Stated exercise A = In the passage of the Cisco UCS S3260 article that opens with the words containing "Scott Mohr, data" and closes with "being the anchor.", switch "install base" to "installed base" and give that passage again.
Stated exercise B = Proceed with the article on the Cisco UCS S3260 storage server, writing on from its final sentence.

Extracted text =
>>>

The UCS S3260 is second-generation technology based on Cisco's C3160 rack server, which was released in 2014. The UCS S3260 has up to 600 TB of storage capacity, 90 TB of solid state drive flash, cache acceleration capabilities, and provides scaling with Cisco's UCS Manager software and unified input/output (I/O) connectivity for any type of storage.

Patrick Cronin, co-founder and principal of Kovarus Inc., a San Ramon, Calif.-based solution provider and Cisco partner ranked No. 104 on CRN's 2016 Solution Provider 500, said the UCS S3260 allows Cisco to attack a market where competitors don't own as broad of a portfolio.

"They have a fantastic opportunity to attack the market," said Cronin. "There [are] not that many good players in this market. So based on where Cisco is as far as a company and what they can do from an engineering perspective to drive this S-Series into the market -- not only from a marketing and sales perspective, but as well from an engineering perspective and attaching their other products – it's a great play."

Scott Mohr, data center lead for Cisco's Global Partner Organization, said the new offering also enables channel partners to "attack a large refresh and install base" of existing Cisco UCS customers.

"We have a large install base out there for UCS, and we've created something here that our partners can drop right in there and be involved in even more conversations in terms of workloads and things they can do for customers," said Mohr.

The company will expand the S-Series portfolio sometime in 2017, according to Mohr, with the UCS S3260 being the anchor.

The UCS S3260 addresses the needs of data-intensive workloads such as big data, streaming media and collaboration applications, as well as in deploying software-defined storage, object storage and data protection offerings, according to Cisco's Mohr.

"We're solving the challenge that [customers] have for building these types of storage platforms on x86 [servers] on-premise, but we're also providing the connection out to the public cloud when customers need it," he said. "So you end up with this hybrid approach across our portfolio."

The UCS S3260 has a long-term total cost of ownership savings of 56 percent over Amazon Web Services' Simple Storage Service (Amazon S3) with regard to active data in a three-year analysis of the S-Series versus the AWS S3, according to Cisco. To house 420 TB of cloud storage for three years on Amazon S3 costs around $550,000, compared with about $250,000 to house the data on the on-premise S-Series, Cisco said.

"A lot of customers really end up being surprised by the cost of active data in the cloud, and it’s something we're trying to draw attention to. There's a perception that the cloud is not only faster, but also a lower cost versus on-premise and that's just not the case," said Brannon.

<<<

Information supplied =
>>>

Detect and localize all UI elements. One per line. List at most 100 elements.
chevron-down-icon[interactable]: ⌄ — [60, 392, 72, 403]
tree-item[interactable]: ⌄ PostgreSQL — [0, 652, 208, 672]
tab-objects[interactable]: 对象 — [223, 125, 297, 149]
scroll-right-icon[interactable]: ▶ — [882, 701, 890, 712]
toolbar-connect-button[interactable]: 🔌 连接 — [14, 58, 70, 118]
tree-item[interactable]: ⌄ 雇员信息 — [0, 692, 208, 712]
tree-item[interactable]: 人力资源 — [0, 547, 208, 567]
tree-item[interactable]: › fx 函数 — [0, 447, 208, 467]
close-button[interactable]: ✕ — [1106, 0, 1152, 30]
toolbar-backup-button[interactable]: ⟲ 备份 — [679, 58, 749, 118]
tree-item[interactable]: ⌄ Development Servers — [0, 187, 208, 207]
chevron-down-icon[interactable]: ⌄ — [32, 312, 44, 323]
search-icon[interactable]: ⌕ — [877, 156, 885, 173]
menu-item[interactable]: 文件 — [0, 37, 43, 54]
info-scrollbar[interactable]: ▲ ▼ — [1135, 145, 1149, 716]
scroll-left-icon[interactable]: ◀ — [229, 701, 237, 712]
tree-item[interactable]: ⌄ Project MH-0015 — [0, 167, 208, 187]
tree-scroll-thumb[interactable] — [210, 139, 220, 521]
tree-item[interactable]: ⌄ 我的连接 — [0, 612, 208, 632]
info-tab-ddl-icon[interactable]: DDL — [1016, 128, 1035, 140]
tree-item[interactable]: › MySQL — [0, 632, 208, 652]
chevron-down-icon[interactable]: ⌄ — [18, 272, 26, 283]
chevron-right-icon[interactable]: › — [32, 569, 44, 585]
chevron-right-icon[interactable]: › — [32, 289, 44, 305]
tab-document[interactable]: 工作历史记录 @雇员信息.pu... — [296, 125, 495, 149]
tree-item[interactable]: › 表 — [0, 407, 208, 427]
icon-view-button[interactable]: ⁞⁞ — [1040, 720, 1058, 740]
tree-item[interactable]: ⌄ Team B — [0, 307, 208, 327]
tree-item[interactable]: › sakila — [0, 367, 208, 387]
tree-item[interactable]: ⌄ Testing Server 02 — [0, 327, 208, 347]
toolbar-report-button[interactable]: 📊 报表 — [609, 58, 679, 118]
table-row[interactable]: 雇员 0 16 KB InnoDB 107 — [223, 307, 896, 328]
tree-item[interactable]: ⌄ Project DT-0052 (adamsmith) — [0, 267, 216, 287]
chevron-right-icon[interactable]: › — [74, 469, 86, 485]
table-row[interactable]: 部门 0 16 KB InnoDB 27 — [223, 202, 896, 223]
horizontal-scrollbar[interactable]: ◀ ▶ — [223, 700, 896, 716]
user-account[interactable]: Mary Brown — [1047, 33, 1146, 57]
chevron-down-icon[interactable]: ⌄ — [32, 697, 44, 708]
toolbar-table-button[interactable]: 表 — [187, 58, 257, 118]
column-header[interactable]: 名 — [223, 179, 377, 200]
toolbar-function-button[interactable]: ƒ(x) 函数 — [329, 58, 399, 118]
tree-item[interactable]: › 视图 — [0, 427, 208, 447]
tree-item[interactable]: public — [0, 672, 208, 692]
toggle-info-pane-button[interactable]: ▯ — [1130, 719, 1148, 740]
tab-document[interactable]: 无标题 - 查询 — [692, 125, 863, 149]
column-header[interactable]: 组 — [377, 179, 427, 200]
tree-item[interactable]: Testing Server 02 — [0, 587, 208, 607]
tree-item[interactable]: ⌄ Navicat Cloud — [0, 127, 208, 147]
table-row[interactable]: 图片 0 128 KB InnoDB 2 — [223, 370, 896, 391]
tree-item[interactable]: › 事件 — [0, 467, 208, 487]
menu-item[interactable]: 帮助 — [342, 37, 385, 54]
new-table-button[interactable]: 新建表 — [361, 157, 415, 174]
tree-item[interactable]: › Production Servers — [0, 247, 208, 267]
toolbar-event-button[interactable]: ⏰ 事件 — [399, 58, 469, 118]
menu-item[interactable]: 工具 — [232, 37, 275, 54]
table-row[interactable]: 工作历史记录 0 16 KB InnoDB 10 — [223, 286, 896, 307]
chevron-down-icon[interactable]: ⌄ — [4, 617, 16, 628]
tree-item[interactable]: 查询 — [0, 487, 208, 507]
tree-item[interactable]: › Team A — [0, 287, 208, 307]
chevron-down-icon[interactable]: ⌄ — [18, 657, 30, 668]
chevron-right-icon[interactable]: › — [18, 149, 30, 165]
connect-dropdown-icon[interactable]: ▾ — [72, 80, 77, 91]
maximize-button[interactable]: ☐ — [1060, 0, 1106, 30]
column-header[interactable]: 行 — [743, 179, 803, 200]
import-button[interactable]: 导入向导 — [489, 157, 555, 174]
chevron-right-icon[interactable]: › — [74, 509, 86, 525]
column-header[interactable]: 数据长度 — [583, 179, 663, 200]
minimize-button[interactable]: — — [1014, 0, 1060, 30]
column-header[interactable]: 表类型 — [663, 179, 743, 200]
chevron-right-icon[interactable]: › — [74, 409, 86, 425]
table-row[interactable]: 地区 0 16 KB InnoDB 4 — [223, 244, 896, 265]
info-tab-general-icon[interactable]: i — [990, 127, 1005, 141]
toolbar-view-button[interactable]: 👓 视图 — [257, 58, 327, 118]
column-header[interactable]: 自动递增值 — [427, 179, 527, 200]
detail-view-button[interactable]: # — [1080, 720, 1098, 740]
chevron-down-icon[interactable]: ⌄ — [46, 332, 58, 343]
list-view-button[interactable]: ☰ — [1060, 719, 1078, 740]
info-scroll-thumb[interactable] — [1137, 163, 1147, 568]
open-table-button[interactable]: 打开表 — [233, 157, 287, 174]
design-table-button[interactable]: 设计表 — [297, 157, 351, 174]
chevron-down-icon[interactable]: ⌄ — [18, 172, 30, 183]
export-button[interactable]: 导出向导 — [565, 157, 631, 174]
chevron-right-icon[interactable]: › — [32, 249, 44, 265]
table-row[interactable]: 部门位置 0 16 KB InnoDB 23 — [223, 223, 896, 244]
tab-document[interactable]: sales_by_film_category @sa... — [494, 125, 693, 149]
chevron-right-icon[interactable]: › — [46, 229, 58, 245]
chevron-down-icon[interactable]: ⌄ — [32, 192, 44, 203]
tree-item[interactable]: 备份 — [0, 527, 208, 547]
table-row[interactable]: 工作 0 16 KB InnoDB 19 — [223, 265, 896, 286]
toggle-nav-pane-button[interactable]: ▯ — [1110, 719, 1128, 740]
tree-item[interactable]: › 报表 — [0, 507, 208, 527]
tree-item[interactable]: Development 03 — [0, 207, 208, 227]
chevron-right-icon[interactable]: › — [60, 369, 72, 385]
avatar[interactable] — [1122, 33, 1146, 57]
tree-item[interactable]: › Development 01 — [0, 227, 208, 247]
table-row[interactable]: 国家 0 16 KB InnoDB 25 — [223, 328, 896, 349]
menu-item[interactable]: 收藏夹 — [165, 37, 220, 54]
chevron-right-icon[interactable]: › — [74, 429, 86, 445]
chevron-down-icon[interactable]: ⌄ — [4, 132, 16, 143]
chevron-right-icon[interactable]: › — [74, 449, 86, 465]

<<<

Task response A =
Scott Mohr, data center lead for Cisco's Global Partner Organization, said the new offering also enables channel partners to "attack a large refresh and installed base" of existing Cisco UCS customers.

"We have a large installed base out there for UCS, and we've created something here that our partners can drop right in there and be involved in even more conversations in terms of workloads and things they can do for customers," said Mohr.

The company will expand the S-Series portfolio sometime in 2017, according to Mohr, with the UCS S3260 being the anchor.

Task response B =
The S-Series is a different direction from the company's Invicta storage strategy, according to Brannon. Last year, Cisco closed its Invicta storage business, which was based on its 2013 acquisition of Whiptail.

"This is a sharp contrast to centralized storage or array-based storage. This is really all about server-based distributed applications … these are all workloads that are going to land on x86 versus a SAN or centralized storage type of architecture," said Brannon. "This is very much a platform play. We're not offering this as a storage device, we don’t have our own stack that we're bundling here. … This is a horizontal platform play."

The UCS S3260 will become available for partners to sell starting Nov. 7.

The networking giant also launched the next generation of its ONE Enterprise Cloud Suite at Cisco Partner Summit in San Francisco Tuesday.

The hybrid cloud software provides "freedom of choice" for application teams and delivers a self-service portal that can be tailored for end users and application developers, said Cisco.

The ONE Enterprise Cloud Suite includes infrastructure automation, service management, cloud management and big data automation. The suites, which can be used singly or in any combination, have annual subscription licenses in one-, three- and five-year options.

Kovarus' Cronin said he plans to utilize all four of the suites as his customers are seeking inexpensive and efficient platforms. "All of those packages are components of that … all of these are absolutely things customers need, it just depends on what they're doing with it," he said.

Cronin said although Cisco's public cloud strategy is still unclear, the networking giant is heading down the right path with a hybrid cloud approach.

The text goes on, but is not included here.